▽

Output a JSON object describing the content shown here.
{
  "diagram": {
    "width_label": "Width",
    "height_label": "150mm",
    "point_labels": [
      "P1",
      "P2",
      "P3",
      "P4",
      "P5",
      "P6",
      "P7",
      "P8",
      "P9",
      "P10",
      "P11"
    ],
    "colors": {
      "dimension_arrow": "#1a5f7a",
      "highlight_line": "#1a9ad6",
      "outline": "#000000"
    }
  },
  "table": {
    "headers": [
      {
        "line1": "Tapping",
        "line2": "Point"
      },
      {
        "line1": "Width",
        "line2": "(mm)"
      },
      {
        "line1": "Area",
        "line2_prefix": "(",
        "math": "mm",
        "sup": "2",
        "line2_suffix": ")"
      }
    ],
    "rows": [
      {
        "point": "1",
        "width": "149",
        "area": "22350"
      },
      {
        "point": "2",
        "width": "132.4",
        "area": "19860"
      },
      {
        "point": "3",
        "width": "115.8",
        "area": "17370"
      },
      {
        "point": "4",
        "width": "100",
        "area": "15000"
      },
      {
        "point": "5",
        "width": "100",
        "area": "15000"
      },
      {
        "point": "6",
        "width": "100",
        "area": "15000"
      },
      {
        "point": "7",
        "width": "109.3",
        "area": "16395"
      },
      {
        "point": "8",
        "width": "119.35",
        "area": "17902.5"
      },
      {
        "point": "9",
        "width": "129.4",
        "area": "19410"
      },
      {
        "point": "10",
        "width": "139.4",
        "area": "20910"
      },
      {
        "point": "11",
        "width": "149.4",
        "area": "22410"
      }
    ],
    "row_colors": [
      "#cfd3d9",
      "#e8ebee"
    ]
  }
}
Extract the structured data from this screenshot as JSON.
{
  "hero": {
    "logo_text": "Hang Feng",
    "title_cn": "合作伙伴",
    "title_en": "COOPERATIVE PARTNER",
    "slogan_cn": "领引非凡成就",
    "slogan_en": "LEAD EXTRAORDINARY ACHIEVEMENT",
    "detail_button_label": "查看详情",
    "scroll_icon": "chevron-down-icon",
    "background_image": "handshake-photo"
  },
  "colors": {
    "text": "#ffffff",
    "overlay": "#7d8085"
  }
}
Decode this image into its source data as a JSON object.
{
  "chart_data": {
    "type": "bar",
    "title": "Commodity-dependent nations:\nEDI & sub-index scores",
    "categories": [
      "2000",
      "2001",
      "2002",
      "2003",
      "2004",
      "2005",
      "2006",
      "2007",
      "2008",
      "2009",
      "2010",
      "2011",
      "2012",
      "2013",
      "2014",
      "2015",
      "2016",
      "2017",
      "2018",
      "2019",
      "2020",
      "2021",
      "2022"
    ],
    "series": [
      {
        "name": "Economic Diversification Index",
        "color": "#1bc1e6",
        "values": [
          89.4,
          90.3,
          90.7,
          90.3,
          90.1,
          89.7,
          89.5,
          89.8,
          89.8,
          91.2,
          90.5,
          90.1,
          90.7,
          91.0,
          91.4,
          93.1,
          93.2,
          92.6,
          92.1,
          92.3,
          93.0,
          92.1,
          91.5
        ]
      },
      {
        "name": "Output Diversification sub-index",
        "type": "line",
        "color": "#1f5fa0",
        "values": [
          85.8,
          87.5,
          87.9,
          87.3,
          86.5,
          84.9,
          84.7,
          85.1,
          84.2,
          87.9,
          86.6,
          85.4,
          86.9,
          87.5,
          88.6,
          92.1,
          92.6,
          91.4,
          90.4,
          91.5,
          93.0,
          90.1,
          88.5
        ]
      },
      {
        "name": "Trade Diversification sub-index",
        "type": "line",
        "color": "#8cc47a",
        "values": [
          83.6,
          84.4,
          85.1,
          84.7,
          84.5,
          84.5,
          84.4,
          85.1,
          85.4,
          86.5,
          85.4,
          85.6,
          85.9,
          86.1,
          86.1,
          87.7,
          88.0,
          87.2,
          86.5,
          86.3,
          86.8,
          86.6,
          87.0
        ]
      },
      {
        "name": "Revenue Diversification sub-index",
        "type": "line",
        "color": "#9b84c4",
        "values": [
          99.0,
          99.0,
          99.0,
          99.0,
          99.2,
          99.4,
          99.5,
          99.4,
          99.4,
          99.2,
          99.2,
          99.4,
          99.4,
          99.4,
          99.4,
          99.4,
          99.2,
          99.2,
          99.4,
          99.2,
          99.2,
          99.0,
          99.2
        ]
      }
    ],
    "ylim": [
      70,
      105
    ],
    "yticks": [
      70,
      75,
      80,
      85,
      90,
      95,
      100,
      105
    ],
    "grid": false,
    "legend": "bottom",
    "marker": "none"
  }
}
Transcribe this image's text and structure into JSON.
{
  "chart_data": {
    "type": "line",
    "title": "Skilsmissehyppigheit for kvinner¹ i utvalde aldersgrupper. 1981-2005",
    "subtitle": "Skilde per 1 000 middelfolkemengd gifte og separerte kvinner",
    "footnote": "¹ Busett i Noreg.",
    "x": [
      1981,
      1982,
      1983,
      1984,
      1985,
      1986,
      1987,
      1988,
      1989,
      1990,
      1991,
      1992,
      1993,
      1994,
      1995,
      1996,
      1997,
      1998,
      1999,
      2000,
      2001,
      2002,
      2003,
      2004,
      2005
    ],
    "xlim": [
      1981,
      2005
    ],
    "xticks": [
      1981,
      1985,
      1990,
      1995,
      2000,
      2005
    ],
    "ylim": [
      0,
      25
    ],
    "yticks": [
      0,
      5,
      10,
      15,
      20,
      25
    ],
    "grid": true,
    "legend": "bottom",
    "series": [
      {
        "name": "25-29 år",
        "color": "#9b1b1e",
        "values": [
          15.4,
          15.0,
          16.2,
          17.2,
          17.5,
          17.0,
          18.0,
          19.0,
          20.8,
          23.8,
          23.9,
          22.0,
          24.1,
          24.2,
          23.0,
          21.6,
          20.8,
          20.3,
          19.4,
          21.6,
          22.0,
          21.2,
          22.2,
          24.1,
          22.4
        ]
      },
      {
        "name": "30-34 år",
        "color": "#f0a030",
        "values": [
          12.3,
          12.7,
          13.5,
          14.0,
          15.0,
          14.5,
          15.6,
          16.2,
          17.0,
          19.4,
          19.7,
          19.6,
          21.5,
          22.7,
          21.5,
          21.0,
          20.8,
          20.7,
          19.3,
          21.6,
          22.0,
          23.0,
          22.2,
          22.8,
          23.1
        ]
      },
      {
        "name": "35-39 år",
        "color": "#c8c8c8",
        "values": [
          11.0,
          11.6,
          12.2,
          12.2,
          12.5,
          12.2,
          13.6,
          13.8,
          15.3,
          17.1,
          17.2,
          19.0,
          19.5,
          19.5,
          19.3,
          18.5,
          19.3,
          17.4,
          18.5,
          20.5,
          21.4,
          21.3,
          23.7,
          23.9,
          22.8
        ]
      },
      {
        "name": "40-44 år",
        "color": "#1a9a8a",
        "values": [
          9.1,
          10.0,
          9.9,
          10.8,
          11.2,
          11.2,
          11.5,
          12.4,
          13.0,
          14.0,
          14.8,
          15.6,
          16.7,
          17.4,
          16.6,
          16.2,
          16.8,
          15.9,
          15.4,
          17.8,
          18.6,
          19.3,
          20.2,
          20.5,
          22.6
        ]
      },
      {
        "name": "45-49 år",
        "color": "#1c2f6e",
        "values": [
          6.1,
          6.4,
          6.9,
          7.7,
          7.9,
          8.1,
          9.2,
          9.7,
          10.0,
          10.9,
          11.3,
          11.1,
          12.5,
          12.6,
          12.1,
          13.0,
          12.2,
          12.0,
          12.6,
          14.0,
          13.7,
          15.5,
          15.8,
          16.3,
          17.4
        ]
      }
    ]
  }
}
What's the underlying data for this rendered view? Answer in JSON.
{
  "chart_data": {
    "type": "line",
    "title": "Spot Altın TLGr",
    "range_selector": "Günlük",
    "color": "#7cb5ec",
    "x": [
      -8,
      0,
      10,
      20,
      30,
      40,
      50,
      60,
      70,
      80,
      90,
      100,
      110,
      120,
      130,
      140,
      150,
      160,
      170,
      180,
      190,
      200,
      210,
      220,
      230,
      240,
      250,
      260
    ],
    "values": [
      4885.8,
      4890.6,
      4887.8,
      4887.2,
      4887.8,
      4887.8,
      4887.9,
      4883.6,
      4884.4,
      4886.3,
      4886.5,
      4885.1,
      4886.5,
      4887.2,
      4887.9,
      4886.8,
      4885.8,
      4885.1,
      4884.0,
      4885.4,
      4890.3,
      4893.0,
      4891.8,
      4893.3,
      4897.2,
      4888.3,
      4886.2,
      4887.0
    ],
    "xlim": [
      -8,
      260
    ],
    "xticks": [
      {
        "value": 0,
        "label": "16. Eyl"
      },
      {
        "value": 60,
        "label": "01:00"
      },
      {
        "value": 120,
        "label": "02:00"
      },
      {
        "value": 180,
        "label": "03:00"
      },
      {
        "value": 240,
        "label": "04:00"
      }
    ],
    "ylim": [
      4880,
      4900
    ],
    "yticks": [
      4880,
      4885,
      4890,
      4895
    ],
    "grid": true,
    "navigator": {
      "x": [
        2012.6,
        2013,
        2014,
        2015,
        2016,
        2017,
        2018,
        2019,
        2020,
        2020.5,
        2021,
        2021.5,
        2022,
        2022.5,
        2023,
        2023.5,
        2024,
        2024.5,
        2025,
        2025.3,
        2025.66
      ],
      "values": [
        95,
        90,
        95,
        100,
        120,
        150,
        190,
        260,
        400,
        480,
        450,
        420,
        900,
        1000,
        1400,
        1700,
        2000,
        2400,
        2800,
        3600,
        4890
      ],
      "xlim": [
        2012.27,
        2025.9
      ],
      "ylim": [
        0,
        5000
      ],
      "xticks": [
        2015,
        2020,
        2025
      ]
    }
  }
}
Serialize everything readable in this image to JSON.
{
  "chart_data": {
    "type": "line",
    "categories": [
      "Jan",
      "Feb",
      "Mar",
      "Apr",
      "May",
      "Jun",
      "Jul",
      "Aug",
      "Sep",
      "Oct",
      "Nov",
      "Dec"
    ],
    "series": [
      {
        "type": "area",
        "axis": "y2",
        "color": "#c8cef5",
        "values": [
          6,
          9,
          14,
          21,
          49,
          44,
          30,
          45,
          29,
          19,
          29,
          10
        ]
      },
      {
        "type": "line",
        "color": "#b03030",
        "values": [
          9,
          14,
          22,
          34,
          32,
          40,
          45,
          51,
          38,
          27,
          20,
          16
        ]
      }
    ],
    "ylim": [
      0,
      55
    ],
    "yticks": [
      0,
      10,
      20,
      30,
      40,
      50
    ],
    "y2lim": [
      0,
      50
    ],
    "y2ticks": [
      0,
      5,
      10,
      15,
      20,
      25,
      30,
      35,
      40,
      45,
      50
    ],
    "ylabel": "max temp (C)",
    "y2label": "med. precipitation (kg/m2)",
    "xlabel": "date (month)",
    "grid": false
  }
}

△

■ **Aim**
Each line that holds the word "grid" should be extracted from the records.

■ **Expected output**
    "grid": false,
    "grid": true,
    "grid": true,
    "grid": false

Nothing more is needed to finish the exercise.